## WORK TO DO
From the listing below, pull out every line where the string "Interval" appears.

== AVAILABLE DATA

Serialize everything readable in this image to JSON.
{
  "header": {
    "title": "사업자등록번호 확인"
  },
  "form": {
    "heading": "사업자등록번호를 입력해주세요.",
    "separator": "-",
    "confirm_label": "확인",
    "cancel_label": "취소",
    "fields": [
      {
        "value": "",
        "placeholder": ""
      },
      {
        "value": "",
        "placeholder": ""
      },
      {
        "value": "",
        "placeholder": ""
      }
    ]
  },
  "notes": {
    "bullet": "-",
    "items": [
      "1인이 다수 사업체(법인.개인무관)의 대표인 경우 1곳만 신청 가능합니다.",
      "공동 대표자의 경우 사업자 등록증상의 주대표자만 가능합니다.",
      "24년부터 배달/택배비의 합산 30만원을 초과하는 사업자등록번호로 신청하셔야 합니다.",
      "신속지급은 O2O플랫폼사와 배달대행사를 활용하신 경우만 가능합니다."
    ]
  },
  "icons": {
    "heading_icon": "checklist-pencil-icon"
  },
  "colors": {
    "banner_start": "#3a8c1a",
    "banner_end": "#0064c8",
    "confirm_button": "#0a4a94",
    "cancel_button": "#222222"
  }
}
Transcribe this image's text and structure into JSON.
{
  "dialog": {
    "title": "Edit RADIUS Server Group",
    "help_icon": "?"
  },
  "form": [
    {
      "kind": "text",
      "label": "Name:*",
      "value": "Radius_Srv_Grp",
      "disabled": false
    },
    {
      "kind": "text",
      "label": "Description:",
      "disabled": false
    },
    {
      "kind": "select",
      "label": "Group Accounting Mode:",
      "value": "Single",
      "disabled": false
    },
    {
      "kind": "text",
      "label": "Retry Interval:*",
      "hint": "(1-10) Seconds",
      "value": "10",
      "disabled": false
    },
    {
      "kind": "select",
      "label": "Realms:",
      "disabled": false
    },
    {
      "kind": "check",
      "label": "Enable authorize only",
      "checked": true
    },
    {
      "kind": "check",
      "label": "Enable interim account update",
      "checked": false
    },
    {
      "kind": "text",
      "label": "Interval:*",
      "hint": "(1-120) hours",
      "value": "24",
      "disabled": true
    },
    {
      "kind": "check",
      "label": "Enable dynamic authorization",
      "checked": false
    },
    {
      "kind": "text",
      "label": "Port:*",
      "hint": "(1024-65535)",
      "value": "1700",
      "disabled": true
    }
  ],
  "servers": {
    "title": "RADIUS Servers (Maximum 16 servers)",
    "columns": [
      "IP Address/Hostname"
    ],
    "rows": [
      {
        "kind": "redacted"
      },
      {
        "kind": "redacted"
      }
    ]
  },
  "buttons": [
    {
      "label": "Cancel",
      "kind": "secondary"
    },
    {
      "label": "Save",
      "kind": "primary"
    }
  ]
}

====

## WORKED ANSWER
      "label": "Retry Interval:*",
      "label": "Interval:*",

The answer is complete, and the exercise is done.